++++ Recorded data ++++

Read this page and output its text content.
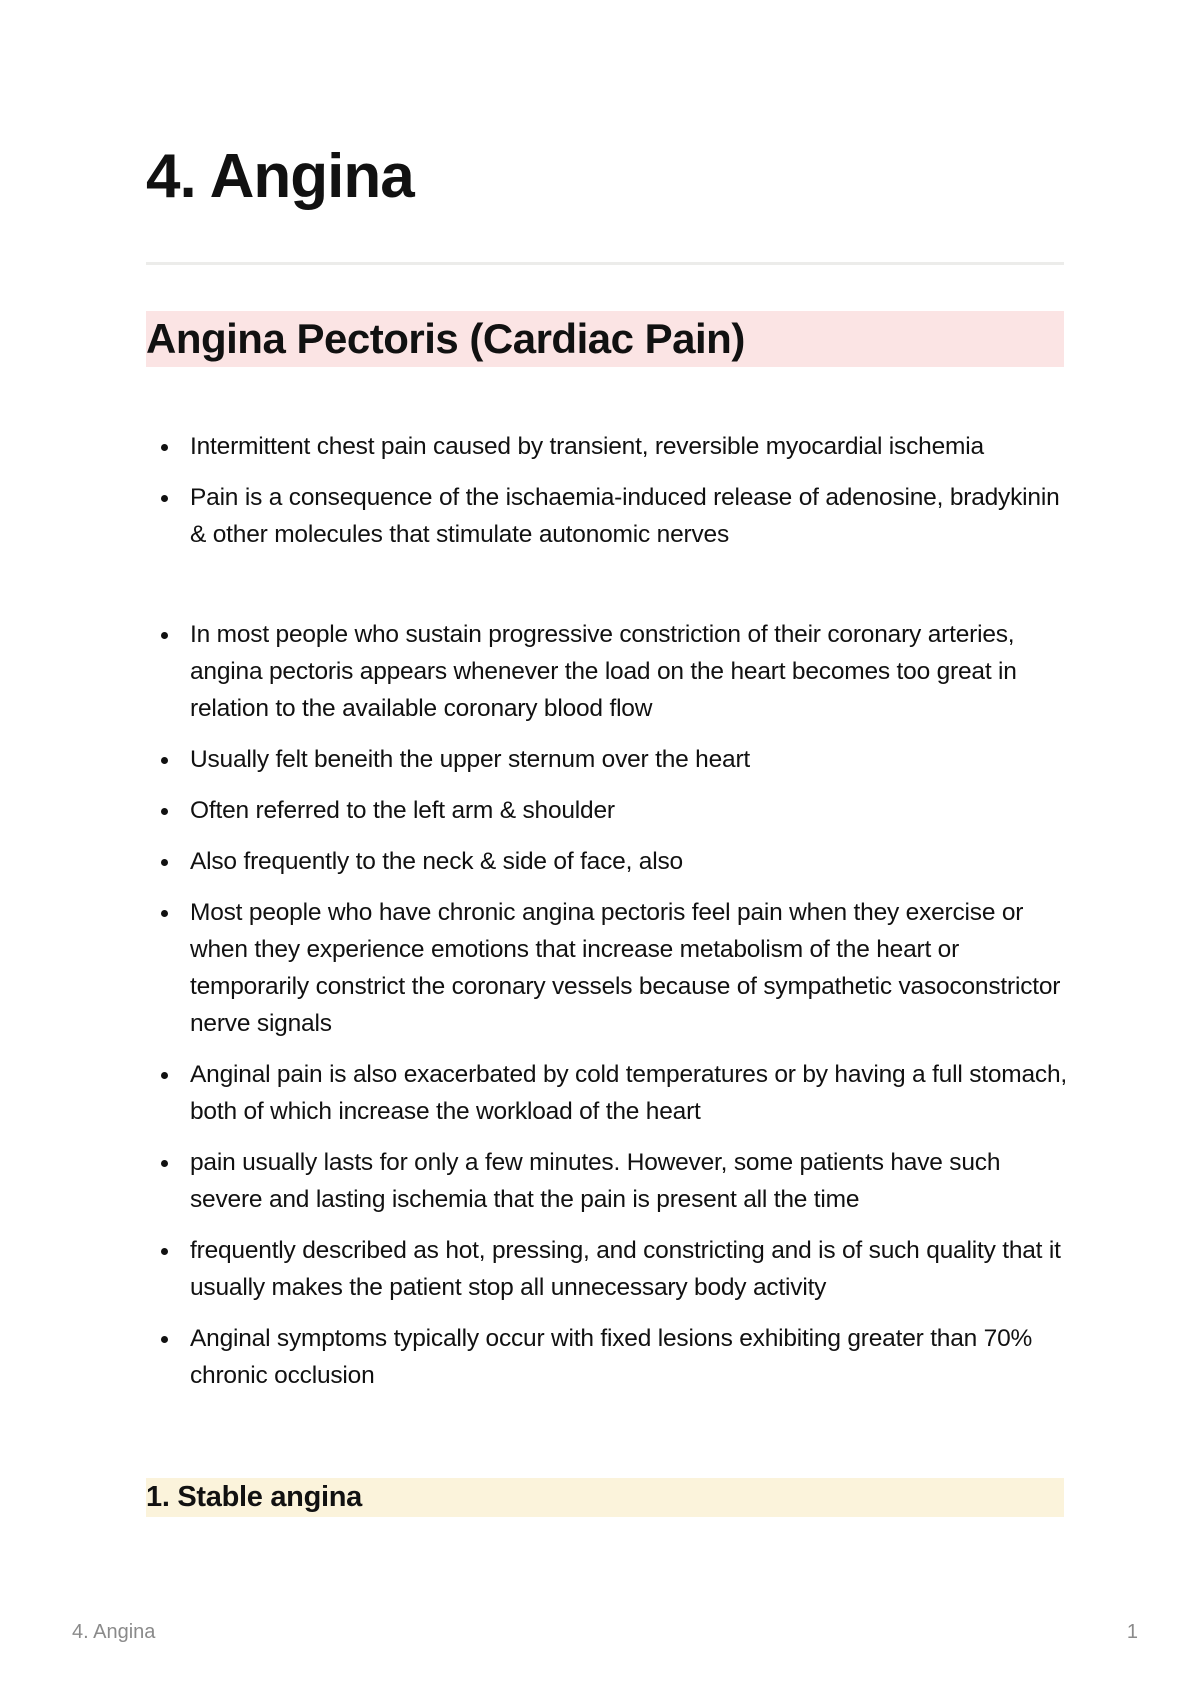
4. Angina
Angina Pectoris (Cardiac Pain)
Intermittent chest pain caused by transient, reversible myocardial ischemia
Pain is a consequence of the ischaemia-induced release of adenosine, bradykinin & other molecules that stimulate autonomic nerves
In most people who sustain progressive constriction of their coronary arteries, angina pectoris appears whenever the load on the heart becomes too great in relation to the available coronary blood flow
Usually felt beneith the upper sternum over the heart
Often referred to the left arm & shoulder
Also frequently to the neck & side of face, also
Most people who have chronic angina pectoris feel pain when they exercise or when they experience emotions that increase metabolism of the heart or temporarily constrict the coronary vessels because of sympathetic vasoconstrictor nerve signals
Anginal pain is also exacerbated by cold temperatures or by having a full stomach, both of which increase the workload of the heart
pain usually lasts for only a few minutes. However, some patients have such severe and lasting ischemia that the pain is present all the time
frequently described as hot, pressing, and constricting and is of such quality that it usually makes the patient stop all unnecessary body activity
Anginal symptoms typically occur with fixed lesions exhibiting greater than 70% chronic occlusion
1. Stable angina
4. Angina	1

++++

■ Your goal: Which lines above contain the word "chronic"? Copy each one.

■ Completed exercise:
Most people who have chronic angina pectoris feel pain when they exercise or when they experience emotions that increase metabolism of the heart or temporarily constrict the coronary vessels because of sympathetic vasoconstrictor nerve signals
Anginal symptoms typically occur with fixed lesions exhibiting greater than 70% chronic occlusion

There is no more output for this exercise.